▸ **Stored rows**
★ ★ ★
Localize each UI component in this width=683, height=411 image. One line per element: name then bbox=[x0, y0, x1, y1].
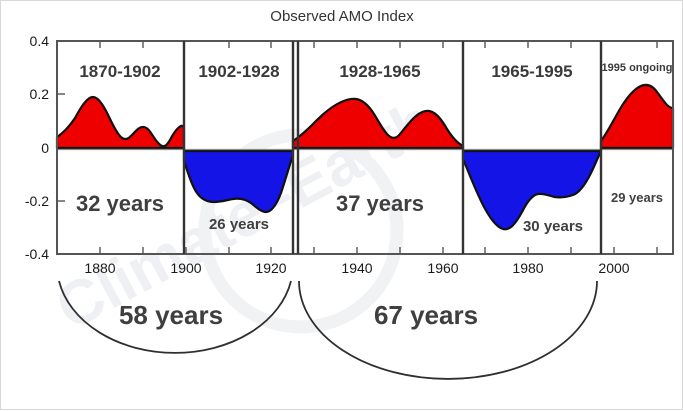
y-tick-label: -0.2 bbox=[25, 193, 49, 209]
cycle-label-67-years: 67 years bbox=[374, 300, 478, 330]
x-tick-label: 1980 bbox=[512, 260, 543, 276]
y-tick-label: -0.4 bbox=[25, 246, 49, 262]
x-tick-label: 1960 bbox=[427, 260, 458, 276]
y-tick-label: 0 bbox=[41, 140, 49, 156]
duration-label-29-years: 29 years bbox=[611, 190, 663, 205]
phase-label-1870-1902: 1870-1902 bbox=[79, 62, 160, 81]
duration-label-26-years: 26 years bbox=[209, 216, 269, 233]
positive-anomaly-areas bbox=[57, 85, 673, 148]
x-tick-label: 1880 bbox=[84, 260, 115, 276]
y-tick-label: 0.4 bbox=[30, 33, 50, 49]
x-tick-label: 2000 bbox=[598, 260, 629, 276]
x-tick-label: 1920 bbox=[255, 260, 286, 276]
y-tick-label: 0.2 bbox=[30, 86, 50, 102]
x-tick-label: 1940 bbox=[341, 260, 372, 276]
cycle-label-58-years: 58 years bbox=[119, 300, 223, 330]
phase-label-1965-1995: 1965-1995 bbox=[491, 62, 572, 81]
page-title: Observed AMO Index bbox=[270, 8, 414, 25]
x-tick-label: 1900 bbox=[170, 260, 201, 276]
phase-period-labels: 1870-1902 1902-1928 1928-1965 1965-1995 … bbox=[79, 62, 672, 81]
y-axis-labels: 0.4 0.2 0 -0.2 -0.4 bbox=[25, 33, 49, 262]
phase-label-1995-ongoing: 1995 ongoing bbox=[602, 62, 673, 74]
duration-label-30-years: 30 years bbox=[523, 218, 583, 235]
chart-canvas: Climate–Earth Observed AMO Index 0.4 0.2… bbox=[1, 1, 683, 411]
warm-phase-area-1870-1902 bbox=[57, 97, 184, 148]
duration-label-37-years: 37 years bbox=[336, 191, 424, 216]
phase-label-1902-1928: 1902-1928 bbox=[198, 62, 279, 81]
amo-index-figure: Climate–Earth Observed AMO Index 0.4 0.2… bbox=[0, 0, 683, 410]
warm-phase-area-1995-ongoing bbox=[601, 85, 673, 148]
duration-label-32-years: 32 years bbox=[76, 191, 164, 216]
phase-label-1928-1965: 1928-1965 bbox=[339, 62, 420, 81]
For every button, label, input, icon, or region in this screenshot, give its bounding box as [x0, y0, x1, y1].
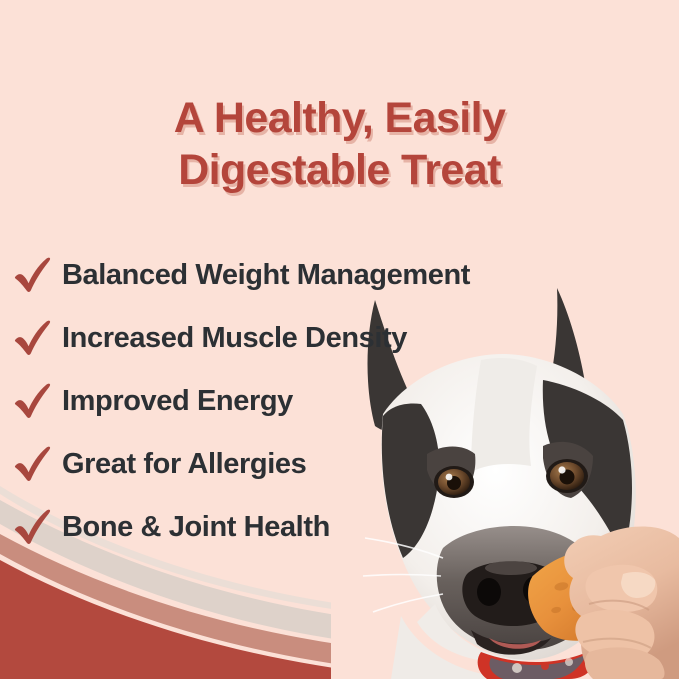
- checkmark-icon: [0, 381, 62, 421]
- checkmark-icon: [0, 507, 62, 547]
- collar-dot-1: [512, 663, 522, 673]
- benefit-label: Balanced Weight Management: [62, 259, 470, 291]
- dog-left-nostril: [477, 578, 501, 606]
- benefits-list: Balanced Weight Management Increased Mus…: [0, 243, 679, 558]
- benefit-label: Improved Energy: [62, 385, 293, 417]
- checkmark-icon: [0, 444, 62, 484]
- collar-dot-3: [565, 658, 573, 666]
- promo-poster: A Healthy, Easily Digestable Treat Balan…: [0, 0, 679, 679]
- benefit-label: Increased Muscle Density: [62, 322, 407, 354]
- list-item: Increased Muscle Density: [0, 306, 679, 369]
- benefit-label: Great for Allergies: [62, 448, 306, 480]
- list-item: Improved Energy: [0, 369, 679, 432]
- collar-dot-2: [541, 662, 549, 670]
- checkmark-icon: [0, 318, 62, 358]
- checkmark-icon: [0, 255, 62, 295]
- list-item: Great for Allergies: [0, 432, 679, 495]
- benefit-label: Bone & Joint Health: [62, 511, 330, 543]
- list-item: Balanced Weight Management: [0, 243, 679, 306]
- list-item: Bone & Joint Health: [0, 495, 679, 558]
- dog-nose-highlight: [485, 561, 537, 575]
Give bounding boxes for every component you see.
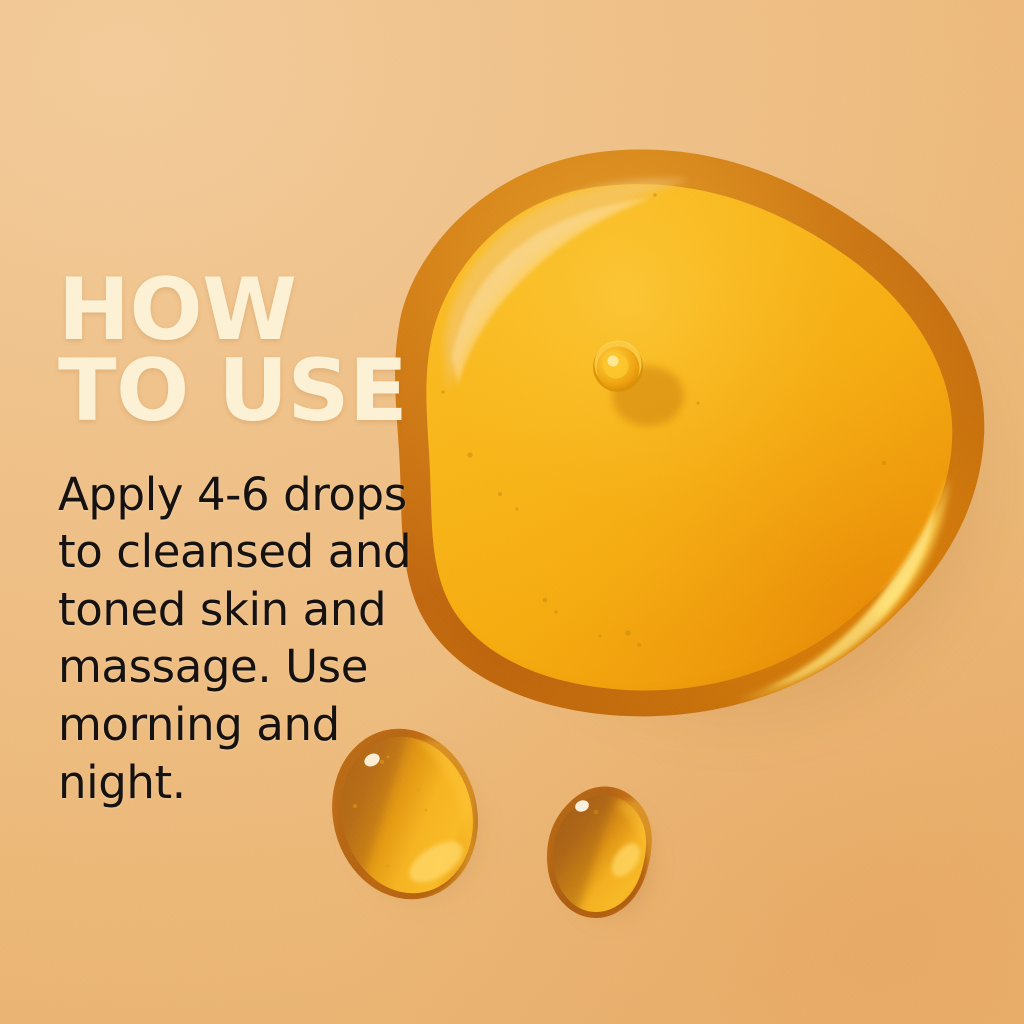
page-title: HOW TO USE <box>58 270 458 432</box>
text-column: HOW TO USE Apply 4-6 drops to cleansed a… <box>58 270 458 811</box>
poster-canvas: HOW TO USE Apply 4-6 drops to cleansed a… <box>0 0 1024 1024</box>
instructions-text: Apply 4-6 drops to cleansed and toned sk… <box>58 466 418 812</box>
★ ★ ★
▸ **Exercise**
Lay out the lines above as a Markdown table with a column "Number" for the row number and a column "Line" for the line, skipping blank lines and leaving the pictures out.

▸ **Expected answer**
| Number | Line |
|---|---|
| 1 | Localize each UI component in this width=683, height=411 image. One line per element: name then bbox=[x0, y0, x1, y1]. |
| 2 | y-tick-label: -0.2 bbox=[25, 193, 49, 209] |
| 3 | cycle-label-67-years: 67 years bbox=[374, 300, 478, 330] |
| 4 | x-tick-label: 1980 bbox=[512, 260, 543, 276] |
| 5 | y-tick-label: -0.4 bbox=[25, 246, 49, 262] |
| 6 | x-tick-label: 1960 bbox=[427, 260, 458, 276] |
| 7 | y-tick-label: 0 bbox=[41, 140, 49, 156] |
| 8 | duration-label-29-years: 29 years bbox=[611, 190, 663, 205] |
| 9 | phase-label-1870-1902: 1870-1902 bbox=[79, 62, 160, 81] |
| 10 | duration-label-26-years: 26 years bbox=[209, 216, 269, 233] |
| 11 | positive-anomaly-areas bbox=[57, 85, 673, 148] |
| 12 | x-tick-label: 1880 bbox=[84, 260, 115, 276] |
| 13 | y-tick-label: 0.4 bbox=[30, 33, 50, 49] |
| 14 | x-tick-label: 2000 bbox=[598, 260, 629, 276] |
| 15 | x-tick-label: 1920 bbox=[255, 260, 286, 276] |
| 16 | y-tick-label: 0.2 bbox=[30, 86, 50, 102] |
| 17 | x-tick-label: 1940 bbox=[341, 260, 372, 276] |
| 18 | cycle-label-58-years: 58 years bbox=[119, 300, 223, 330] |
| 19 | phase-label-1965-1995: 1965-1995 bbox=[491, 62, 572, 81] |
| 20 | page-title: Observed AMO Index bbox=[270, 8, 414, 25] |
| 21 | x-tick-label: 1900 bbox=[170, 260, 201, 276] |
| 22 | phase-period-labels: 1870-1902 1902-1928 1928-1965 1965-1995 … bbox=[79, 62, 672, 81] |
| 23 | y-axis-labels: 0.4 0.2 0 -0.2 -0.4 bbox=[25, 33, 49, 262] |
| 24 | phase-label-1995-ongoing: 1995 ongoing bbox=[602, 62, 673, 74] |
| 25 | duration-label-30-years: 30 years bbox=[523, 218, 583, 235] |
| 26 | chart-canvas: Climate–Earth Observed AMO Index 0.4 0.2… bbox=[1, 1, 683, 411] |
| 27 | warm-phase-area-1870-1902 bbox=[57, 97, 184, 148] |
| 28 | duration-label-37-years: 37 years bbox=[336, 191, 424, 216] |
| 29 | phase-label-1902-1928: 1902-1928 bbox=[198, 62, 279, 81] |
| 30 | amo-index-figure: Climate–Earth Observed AMO Index 0.4 0.2… bbox=[0, 0, 683, 410] |
| 31 | warm-phase-area-1995-ongoing bbox=[601, 85, 673, 148] |
| 32 | duration-label-32-years: 32 years bbox=[76, 191, 164, 216] |
| 33 | phase-label-1928-1965: 1928-1965 bbox=[339, 62, 420, 81] |
| 34 | For every button, label, input, icon, or region in this screenshot, give its bounding box as [x0, y0, x1, y1]. |
| 35 | - checkmark-icon: [0, 381, 62, 421] |
| 36 | - checkmark-icon: [0, 507, 62, 547] |
| 37 | - collar-dot-1: [512, 663, 522, 673] |
| 38 | - benefit-label: Balanced Weight Management: [62, 259, 470, 291] |
| 39 | - dog-left-nostril: [477, 578, 501, 606] |
| 40 | - benefits-list: Balanced Weight Management Increased Mus…: [0, 243, 679, 558] |
| 41 | - benefit-label: Improved Energy: [62, 385, 293, 417] |
| 42 | - checkmark-icon: [0, 444, 62, 484] |
| 43 | - collar-dot-3: [565, 658, 573, 666] |
| 44 | - promo-poster: A Healthy, Easily Digestable Treat Balan…: [0, 0, 679, 679] |
| 45 | - benefit-label: Increased Muscle Density: [62, 322, 407, 354] |
| 46 | - list-item: Increased Muscle Density: [0, 306, 679, 369] |
| 47 | - benefit-label: Great for Allergies: [62, 448, 306, 480] |
| 48 | - list-item: Improved Energy: [0, 369, 679, 432] |
| 49 | - collar-dot-2: [541, 662, 549, 670] |
| 50 | - checkmark-icon: [0, 318, 62, 358] |
| 51 | - checkmark-icon: [0, 255, 62, 295] |
| 52 | - list-item: Great for Allergies: [0, 432, 679, 495] |
| 53 | - benefit-label: Bone & Joint Health: [62, 511, 330, 543] |
| 54 | - list-item: Balanced Weight Management: [0, 243, 679, 306] |
| 55 | - list-item: Bone & Joint Health: [0, 495, 679, 558] |
| 56 | - dog-nose-highlight: [485, 561, 537, 575] |
| 57 | Give bounding boxes for every component you see. |
| 58 | page-title: HOW TO USE <box>58 270 458 432</box> |
| 59 | text-column: HOW TO USE Apply 4-6 drops to cleansed a… <box>58 270 458 811</box> |
| 60 | poster-canvas: HOW TO USE Apply 4-6 drops to cleansed a… <box>0 0 1024 1024</box> |
| 61 | instructions-text: Apply 4-6 drops to cleansed and toned sk… <box>58 466 418 812</box> |